— Start of RECORDS SHOWN —

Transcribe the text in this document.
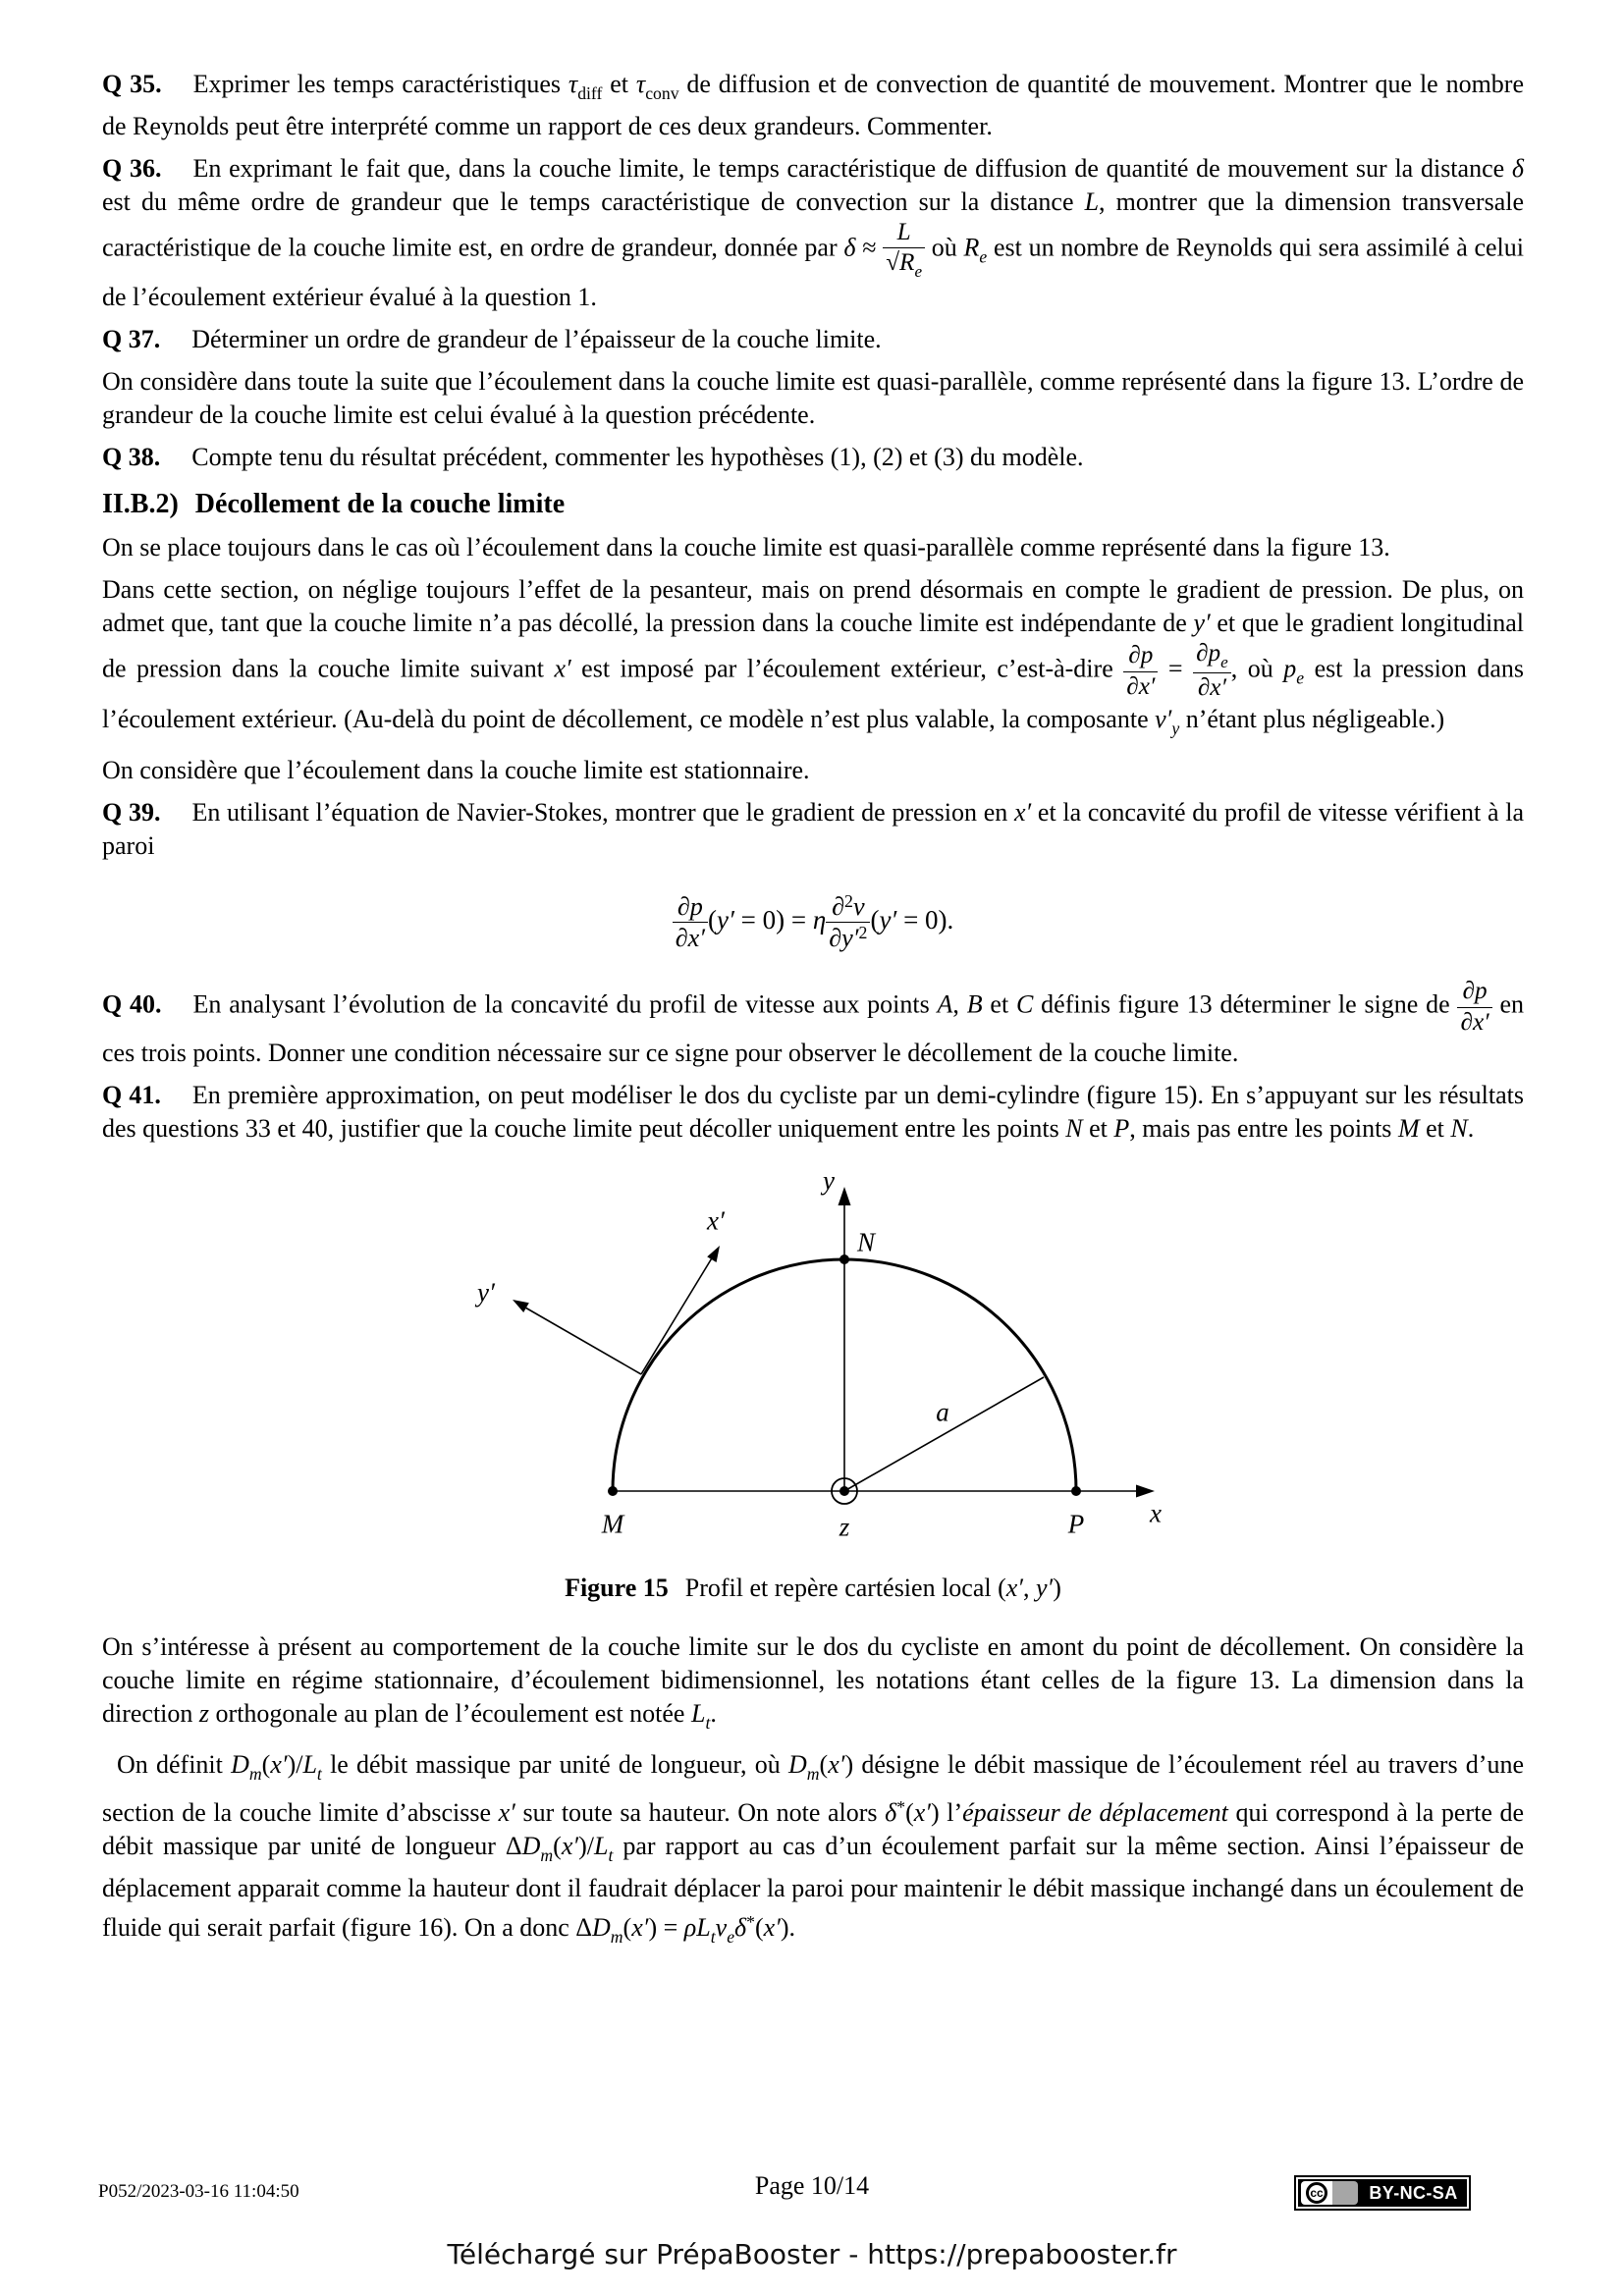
Q 35. Exprimer les temps caractéristiques $\tau_{diff}$ et $\tau_{conv}$ de diffusion et de convection de quantité de mouvement. Montrer que le nombre de Reynolds peut être interprété comme un rapport de ces deux grandeurs. Commenter.
Q 36. En exprimant le fait que, dans la couche limite, le temps caractéristique de diffusion de quantité de mouvement sur la distance δ est du même ordre de grandeur que le temps caractéristique de convection sur la distance L, montrer que la dimension transversale caractéristique de la couche limite est, en ordre de grandeur, donnée par $\delta \approx \frac{L}{√R_e}$ où $R_e$ est un nombre de Reynolds qui sera assimilé à celui de l’écoulement extérieur évalué à la question 1.
Q 37. Déterminer un ordre de grandeur de l’épaisseur de la couche limite.
On considère dans toute la suite que l’écoulement dans la couche limite est quasi-parallèle, comme représenté dans la figure 13. L’ordre de grandeur de la couche limite est celui évalué à la question précédente.
Q 38. Compte tenu du résultat précédent, commenter les hypothèses (1), (2) et (3) du modèle.
II.B.2) Décollement de la couche limite
On se place toujours dans le cas où l’écoulement dans la couche limite est quasi-parallèle comme représenté dans la figure 13.
Dans cette section, on néglige toujours l’effet de la pesanteur, mais on prend désormais en compte le gradient de pression. De plus, on admet que, tant que la couche limite n’a pas décollé, la pression dans la couche limite est indépendante de y′ et que le gradient longitudinal de pression dans la couche limite suivant x′ est imposé par l’écoulement extérieur, c’est-à-dire $\frac{\partial p}{\partial x'} = \frac{\partial p_e}{\partial x'}$ , où $p_e$ est la pression dans l’écoulement extérieur. (Au-delà du point de décollement, ce modèle n’est plus valable, la composante $v'_y$ n’étant plus négligeable.)
On considère que l’écoulement dans la couche limite est stationnaire.
Q 39. En utilisant l’équation de Navier-Stokes, montrer que le gradient de pression en x′ et la concavité du profil de vitesse vérifient à la paroi
$\frac{\partial p}{\partial x'} (y' = 0) = \eta \frac{\partial^2v}{\partial y'^2} (y' = 0)$.
Q 40. En analysant l’évolution de la concavité du profil de vitesse aux points A, B et C définis figure 13 déterminer le signe de $\frac{\partial p}{\partial x'}$ en ces trois points. Donner une condition nécessaire sur ce signe pour observer le décollement de la couche limite.
Q 41. En première approximation, on peut modéliser le dos du cycliste par un demi-cylindre (figure 15). En s’appuyant sur les résultats des questions 33 et 40, justifier que la couche limite peut décoller uniquement entre les points N et P, mais pas entre les points M et N.
y
N
x′
y′
a
M	z	P x
Figure 15 Profil et repère cartésien local (x′, y′)
On s’intéresse à présent au comportement de la couche limite sur le dos du cycliste en amont du point de décollement. On considère la couche limite en régime stationnaire, d’écoulement bidimensionnel, les notations étant celles de la figure 13. La dimension dans la direction z orthogonale au plan de l’écoulement est notée $L_t$.
On définit $D_m(x')/L_t$ le débit massique par unité de longueur, où $D_m(x')$ désigne le débit massique de l’écoulement réel au travers d’une section de la couche limite d’abscisse x′ sur toute sa hauteur. On note alors δ*(x′) l’épaisseur de déplacement qui correspond à la perte de débit massique par unité de longueur $\Delta D_m(x')/L_t$ par rapport au cas d’un écoulement parfait sur la même section. Ainsi l’épaisseur de déplacement apparait comme la hauteur dont il faudrait déplacer la paroi pour maintenir le débit massique inchangé dans un écoulement de fluide qui serait parfait (figure 16). On a donc $\Delta D_m(x') = \rho L_tv_e\delta^*(x')$.
P052/2023-03-16 11:04:50	Page 10/14	cc	BY-NC-SA
Téléchargé sur PrépaBooster - https://prepabooster.fr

— End of RECORDS SHOWN —

Quote the entries in full. Any image among them is to be omitted from the copy.

Transcribe the text in this document.
Q 35. Exprimer les temps caractéristiques $\tau_{diff}$ et $\tau_{conv}$ de diffusion et de convection de quantité de mouvement. Montrer que le nombre de Reynolds peut être interprété comme un rapport de ces deux grandeurs. Commenter.
Q 36. En exprimant le fait que, dans la couche limite, le temps caractéristique de diffusion de quantité de mouvement sur la distance δ est du même ordre de grandeur que le temps caractéristique de convection sur la distance L, montrer que la dimension transversale caractéristique de la couche limite est, en ordre de grandeur, donnée par $\delta \approx \frac{L}{√R_e}$ où $R_e$ est un nombre de Reynolds qui sera assimilé à celui de l’écoulement extérieur évalué à la question 1.
Q 37. Déterminer un ordre de grandeur de l’épaisseur de la couche limite.
On considère dans toute la suite que l’écoulement dans la couche limite est quasi-parallèle, comme représenté dans la figure 13. L’ordre de grandeur de la couche limite est celui évalué à la question précédente.
Q 38. Compte tenu du résultat précédent, commenter les hypothèses (1), (2) et (3) du modèle.
II.B.2) Décollement de la couche limite
On se place toujours dans le cas où l’écoulement dans la couche limite est quasi-parallèle comme représenté dans la figure 13.
Dans cette section, on néglige toujours l’effet de la pesanteur, mais on prend désormais en compte le gradient de pression. De plus, on admet que, tant que la couche limite n’a pas décollé, la pression dans la couche limite est indépendante de y′ et que le gradient longitudinal de pression dans la couche limite suivant x′ est imposé par l’écoulement extérieur, c’est-à-dire $\frac{\partial p}{\partial x'} = \frac{\partial p_e}{\partial x'}$ , où $p_e$ est la pression dans l’écoulement extérieur. (Au-delà du point de décollement, ce modèle n’est plus valable, la composante $v'_y$ n’étant plus négligeable.)
On considère que l’écoulement dans la couche limite est stationnaire.
Q 39. En utilisant l’équation de Navier-Stokes, montrer que le gradient de pression en x′ et la concavité du profil de vitesse vérifient à la paroi
$\frac{\partial p}{\partial x'} (y' = 0) = \eta \frac{\partial^2v}{\partial y'^2} (y' = 0)$.
Q 40. En analysant l’évolution de la concavité du profil de vitesse aux points A, B et C définis figure 13 déterminer le signe de $\frac{\partial p}{\partial x'}$ en ces trois points. Donner une condition nécessaire sur ce signe pour observer le décollement de la couche limite.
Q 41. En première approximation, on peut modéliser le dos du cycliste par un demi-cylindre (figure 15). En s’appuyant sur les résultats des questions 33 et 40, justifier que la couche limite peut décoller uniquement entre les points N et P, mais pas entre les points M et N.
y
N
x′
y′
a
M	z	P x
Figure 15 Profil et repère cartésien local (x′, y′)
On s’intéresse à présent au comportement de la couche limite sur le dos du cycliste en amont du point de décollement. On considère la couche limite en régime stationnaire, d’écoulement bidimensionnel, les notations étant celles de la figure 13. La dimension dans la direction z orthogonale au plan de l’écoulement est notée $L_t$.
On définit $D_m(x')/L_t$ le débit massique par unité de longueur, où $D_m(x')$ désigne le débit massique de l’écoulement réel au travers d’une section de la couche limite d’abscisse x′ sur toute sa hauteur. On note alors δ*(x′) l’épaisseur de déplacement qui correspond à la perte de débit massique par unité de longueur $\Delta D_m(x')/L_t$ par rapport au cas d’un écoulement parfait sur la même section. Ainsi l’épaisseur de déplacement apparait comme la hauteur dont il faudrait déplacer la paroi pour maintenir le débit massique inchangé dans un écoulement de fluide qui serait parfait (figure 16). On a donc $\Delta D_m(x') = \rho L_tv_e\delta^*(x')$.
P052/2023-03-16 11:04:50	Page 10/14	cc	BY-NC-SA
Téléchargé sur PrépaBooster - https://prepabooster.fr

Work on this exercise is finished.